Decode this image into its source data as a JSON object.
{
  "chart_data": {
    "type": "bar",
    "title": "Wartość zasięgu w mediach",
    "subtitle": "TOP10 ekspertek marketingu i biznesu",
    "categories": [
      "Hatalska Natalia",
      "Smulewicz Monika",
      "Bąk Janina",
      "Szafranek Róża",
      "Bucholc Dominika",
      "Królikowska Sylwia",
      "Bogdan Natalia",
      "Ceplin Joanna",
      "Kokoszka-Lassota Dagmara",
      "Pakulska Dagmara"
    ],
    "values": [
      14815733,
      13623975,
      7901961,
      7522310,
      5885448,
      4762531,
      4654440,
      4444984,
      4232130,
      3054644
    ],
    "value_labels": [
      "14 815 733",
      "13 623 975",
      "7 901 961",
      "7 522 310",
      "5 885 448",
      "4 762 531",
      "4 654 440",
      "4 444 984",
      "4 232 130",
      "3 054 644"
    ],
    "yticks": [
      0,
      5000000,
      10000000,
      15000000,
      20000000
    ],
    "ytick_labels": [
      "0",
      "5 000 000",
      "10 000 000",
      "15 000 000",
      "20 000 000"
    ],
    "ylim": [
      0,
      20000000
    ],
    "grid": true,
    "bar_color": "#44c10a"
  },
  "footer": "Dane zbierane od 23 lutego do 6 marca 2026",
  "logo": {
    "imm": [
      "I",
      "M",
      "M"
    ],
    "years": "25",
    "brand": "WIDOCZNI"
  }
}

_ _ _ _

EXERCISE DETAILS.
Transcribe all the entries, keeping each one exactly as it is.

RESPONSE.
Decode this image into its source data as a JSON object.
{
  "chart_data": {
    "type": "bar",
    "title": "Wartość zasięgu w mediach",
    "subtitle": "TOP10 ekspertek marketingu i biznesu",
    "categories": [
      "Hatalska Natalia",
      "Smulewicz Monika",
      "Bąk Janina",
      "Szafranek Róża",
      "Bucholc Dominika",
      "Królikowska Sylwia",
      "Bogdan Natalia",
      "Ceplin Joanna",
      "Kokoszka-Lassota Dagmara",
      "Pakulska Dagmara"
    ],
    "values": [
      14815733,
      13623975,
      7901961,
      7522310,
      5885448,
      4762531,
      4654440,
      4444984,
      4232130,
      3054644
    ],
    "value_labels": [
      "14 815 733",
      "13 623 975",
      "7 901 961",
      "7 522 310",
      "5 885 448",
      "4 762 531",
      "4 654 440",
      "4 444 984",
      "4 232 130",
      "3 054 644"
    ],
    "yticks": [
      0,
      5000000,
      10000000,
      15000000,
      20000000
    ],
    "ytick_labels": [
      "0",
      "5 000 000",
      "10 000 000",
      "15 000 000",
      "20 000 000"
    ],
    "ylim": [
      0,
      20000000
    ],
    "grid": true,
    "bar_color": "#44c10a"
  },
  "footer": "Dane zbierane od 23 lutego do 6 marca 2026",
  "logo": {
    "imm": [
      "I",
      "M",
      "M"
    ],
    "years": "25",
    "brand": "WIDOCZNI"
  }
}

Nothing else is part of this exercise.